§ **Provided text**
----
Day to Remember Before We Die

COMMENTARY Defense

Day to Remember Before We Die

Aug 14, 2011 3 min read
COMMENTARY BY
James Jay Carafano

Senior Counselor to the President and E.W. Richardson Fellow

James Jay Carafano is a leading expert in national security and foreign policy challenges.
Without warning, the lights went out. It was Aug. 15, 2003. A cascading power failure plunged the Northeastern United States and Canada into a massive blackout. For more than 55 million people, it was an object lesson in what life is like without electricity.

Luckily, the lesson was short-lived. Most services were restored within 24 hours.

But what if the lights had not come on the next day? What if more than just the lights had gone out? What if every major component of electro-infrastructure, from GPS satellites in space to the Internet in cyberspace, had been fried? What would life be like?

William Graham, chief science adviser under former President Reagan, offers a chilling description of the consequences in the documentary film, "33 Minutes."
----
§ **Record extracts**
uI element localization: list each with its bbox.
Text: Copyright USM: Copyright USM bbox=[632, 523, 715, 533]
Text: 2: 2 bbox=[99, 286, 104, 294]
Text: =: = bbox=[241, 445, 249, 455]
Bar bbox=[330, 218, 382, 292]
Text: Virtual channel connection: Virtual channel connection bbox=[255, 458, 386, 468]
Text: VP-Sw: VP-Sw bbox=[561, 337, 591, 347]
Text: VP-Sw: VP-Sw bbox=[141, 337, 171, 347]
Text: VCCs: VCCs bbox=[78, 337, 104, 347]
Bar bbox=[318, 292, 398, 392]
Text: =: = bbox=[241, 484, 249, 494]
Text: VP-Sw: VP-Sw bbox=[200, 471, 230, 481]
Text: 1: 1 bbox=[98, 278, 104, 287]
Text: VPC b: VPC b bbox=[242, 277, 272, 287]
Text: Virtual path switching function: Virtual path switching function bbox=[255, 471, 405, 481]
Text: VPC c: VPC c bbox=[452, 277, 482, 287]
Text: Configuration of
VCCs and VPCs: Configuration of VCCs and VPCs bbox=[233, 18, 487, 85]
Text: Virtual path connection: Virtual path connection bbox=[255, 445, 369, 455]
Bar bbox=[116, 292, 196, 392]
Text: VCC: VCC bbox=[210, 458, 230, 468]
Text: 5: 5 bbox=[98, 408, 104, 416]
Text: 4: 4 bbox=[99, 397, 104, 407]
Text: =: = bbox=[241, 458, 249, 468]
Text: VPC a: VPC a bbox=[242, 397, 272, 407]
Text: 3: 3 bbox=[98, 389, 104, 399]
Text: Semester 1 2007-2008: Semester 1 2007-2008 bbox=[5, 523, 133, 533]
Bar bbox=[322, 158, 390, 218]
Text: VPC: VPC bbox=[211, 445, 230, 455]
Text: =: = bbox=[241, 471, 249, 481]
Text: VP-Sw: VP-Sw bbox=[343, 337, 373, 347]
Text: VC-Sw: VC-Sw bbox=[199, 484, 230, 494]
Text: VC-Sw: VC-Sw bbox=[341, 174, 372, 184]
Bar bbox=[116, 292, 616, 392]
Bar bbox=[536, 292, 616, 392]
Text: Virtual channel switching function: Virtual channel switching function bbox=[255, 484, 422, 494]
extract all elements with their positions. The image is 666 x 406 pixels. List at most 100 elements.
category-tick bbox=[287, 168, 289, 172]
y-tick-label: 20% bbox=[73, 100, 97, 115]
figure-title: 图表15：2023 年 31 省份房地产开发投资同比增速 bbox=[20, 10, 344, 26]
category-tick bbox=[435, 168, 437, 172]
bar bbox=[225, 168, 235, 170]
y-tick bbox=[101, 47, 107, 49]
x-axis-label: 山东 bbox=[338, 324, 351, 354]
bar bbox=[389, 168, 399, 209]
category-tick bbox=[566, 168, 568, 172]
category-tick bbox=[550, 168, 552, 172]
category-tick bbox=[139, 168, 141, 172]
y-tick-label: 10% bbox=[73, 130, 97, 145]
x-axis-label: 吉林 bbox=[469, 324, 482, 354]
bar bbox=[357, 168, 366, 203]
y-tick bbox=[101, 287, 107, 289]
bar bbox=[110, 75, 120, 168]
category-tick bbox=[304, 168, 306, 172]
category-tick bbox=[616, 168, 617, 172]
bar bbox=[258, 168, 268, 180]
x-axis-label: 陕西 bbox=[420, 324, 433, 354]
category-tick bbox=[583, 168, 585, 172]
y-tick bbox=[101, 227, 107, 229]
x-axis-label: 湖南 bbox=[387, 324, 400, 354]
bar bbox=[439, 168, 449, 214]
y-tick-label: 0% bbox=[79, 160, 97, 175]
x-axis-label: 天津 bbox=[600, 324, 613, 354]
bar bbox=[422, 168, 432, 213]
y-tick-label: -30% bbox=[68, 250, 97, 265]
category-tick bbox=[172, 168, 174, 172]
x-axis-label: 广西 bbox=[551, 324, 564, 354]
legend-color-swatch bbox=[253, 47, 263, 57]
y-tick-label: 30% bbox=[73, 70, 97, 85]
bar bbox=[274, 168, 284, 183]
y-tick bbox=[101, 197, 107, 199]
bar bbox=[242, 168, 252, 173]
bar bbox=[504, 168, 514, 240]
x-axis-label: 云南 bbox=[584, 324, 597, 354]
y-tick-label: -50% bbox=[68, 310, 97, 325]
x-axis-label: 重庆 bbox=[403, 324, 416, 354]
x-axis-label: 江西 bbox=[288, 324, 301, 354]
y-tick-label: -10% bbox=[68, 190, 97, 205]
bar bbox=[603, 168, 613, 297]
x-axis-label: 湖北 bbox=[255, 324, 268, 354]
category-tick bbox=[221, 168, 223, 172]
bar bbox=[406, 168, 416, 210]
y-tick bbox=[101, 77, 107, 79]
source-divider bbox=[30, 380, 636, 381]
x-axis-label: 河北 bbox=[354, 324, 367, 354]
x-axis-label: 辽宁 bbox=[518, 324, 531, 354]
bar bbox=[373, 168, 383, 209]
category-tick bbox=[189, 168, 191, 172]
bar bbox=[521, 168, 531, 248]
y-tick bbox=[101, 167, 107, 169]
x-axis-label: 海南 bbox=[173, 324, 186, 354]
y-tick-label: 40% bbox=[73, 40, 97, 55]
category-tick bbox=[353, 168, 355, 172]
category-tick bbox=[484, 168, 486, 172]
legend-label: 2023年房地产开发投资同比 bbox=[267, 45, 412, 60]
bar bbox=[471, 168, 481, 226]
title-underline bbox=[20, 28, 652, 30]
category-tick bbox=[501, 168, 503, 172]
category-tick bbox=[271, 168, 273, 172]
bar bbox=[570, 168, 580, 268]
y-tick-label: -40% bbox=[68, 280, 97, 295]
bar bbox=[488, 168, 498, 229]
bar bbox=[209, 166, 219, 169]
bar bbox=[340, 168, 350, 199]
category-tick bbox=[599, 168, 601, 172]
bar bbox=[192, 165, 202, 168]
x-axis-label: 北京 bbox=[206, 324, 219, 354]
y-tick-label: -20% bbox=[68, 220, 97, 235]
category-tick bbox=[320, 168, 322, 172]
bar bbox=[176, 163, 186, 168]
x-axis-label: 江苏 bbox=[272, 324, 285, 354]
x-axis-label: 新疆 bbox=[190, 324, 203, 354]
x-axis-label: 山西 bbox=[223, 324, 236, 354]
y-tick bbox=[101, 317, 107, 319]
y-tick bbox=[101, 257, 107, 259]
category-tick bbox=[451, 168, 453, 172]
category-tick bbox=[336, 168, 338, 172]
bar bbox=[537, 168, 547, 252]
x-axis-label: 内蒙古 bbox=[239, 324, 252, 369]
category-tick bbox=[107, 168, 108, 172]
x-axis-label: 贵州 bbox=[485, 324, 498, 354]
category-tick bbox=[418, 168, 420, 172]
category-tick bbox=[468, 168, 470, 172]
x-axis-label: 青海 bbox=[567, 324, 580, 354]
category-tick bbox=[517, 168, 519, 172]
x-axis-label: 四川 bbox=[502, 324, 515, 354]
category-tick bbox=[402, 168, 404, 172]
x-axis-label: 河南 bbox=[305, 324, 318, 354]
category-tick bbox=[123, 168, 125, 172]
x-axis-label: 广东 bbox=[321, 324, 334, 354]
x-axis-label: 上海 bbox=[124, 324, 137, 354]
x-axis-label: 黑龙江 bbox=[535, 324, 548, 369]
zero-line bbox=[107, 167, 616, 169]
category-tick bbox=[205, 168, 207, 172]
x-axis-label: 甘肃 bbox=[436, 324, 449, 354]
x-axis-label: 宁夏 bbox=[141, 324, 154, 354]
----
§ **Work to complete**
Reproduce the passage of the blackout commentary starting with "COMMENTARY Defense" and going on through "foreign policy challenges.".

§ **Solution**
COMMENTARY Defense

Day to Remember Before We Die

Aug 14, 2011 3 min read
COMMENTARY BY
James Jay Carafano

Senior Counselor to the President and E.W. Richardson Fellow

James Jay Carafano is a leading expert in national security and foreign policy challenges.